Aim —
Copy out the lines that have "末的速度是" in them.

------ Listed records

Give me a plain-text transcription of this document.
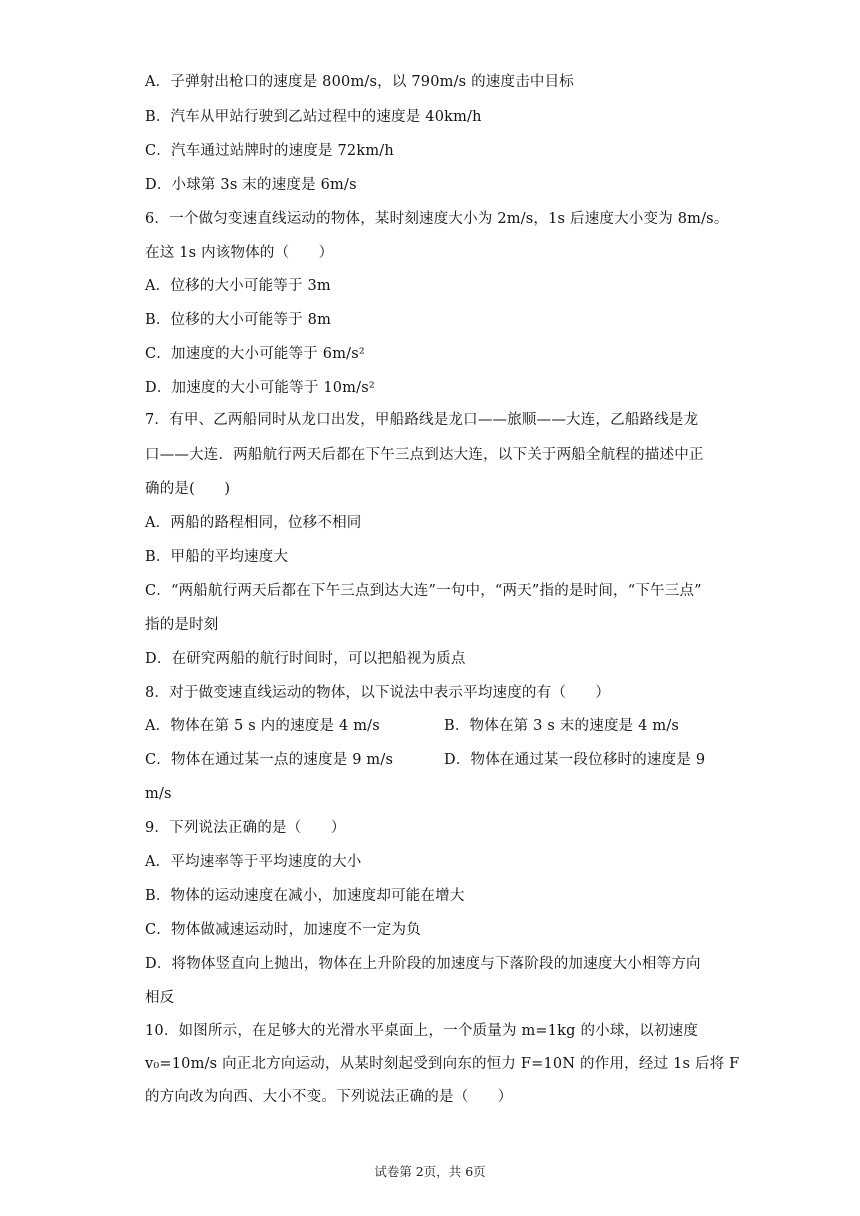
A．子弹射出枪口的速度是 800m/s，以 790m/s 的速度击中目标
B．汽车从甲站行驶到乙站过程中的速度是 40km/h
C．汽车通过站牌时的速度是 72km/h
D．小球第 3s 末的速度是 6m/s
6．一个做匀变速直线运动的物体，某时刻速度大小为 2m/s，1s 后速度大小变为 8m/s。
在这 1s 内该物体的（　　）
A．位移的大小可能等于 3m
B．位移的大小可能等于 8m
C．加速度的大小可能等于 6m/s²
D．加速度的大小可能等于 10m/s²
7．有甲、乙两船同时从龙口出发，甲船路线是龙口——旅顺——大连，乙船路线是龙
口——大连．两船航行两天后都在下午三点到达大连，以下关于两船全航程的描述中正
确的是(　　)
A．两船的路程相同，位移不相同
B．甲船的平均速度大
C．“两船航行两天后都在下午三点到达大连”一句中，“两天”指的是时间，“下午三点”
指的是时刻
D．在研究两船的航行时间时，可以把船视为质点
8．对于做变速直线运动的物体，以下说法中表示平均速度的有（　　）
A．物体在第 5 s 内的速度是 4 m/s	B．物体在第 3 s 末的速度是 4 m/s
C．物体在通过某一点的速度是 9 m/s	D．物体在通过某一段位移时的速度是 9
m/s
9．下列说法正确的是（　　）
A．平均速率等于平均速度的大小
B．物体的运动速度在减小，加速度却可能在增大
C．物体做减速运动时，加速度不一定为负
D．将物体竖直向上抛出，物体在上升阶段的加速度与下落阶段的加速度大小相等方向
相反
10．如图所示，在足够大的光滑水平桌面上，一个质量为 m=1kg 的小球，以初速度
v₀=10m/s 向正北方向运动，从某时刻起受到向东的恒力 F=10N 的作用，经过 1s 后将 F
的方向改为向西、大小不变。下列说法正确的是（　　）
试卷第 2页，共 6页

------------

Solution for this exercise —
D．小球第 3s 末的速度是 6m/s
A．物体在第 5 s 内的速度是 4 m/s	B．物体在第 3 s 末的速度是 4 m/s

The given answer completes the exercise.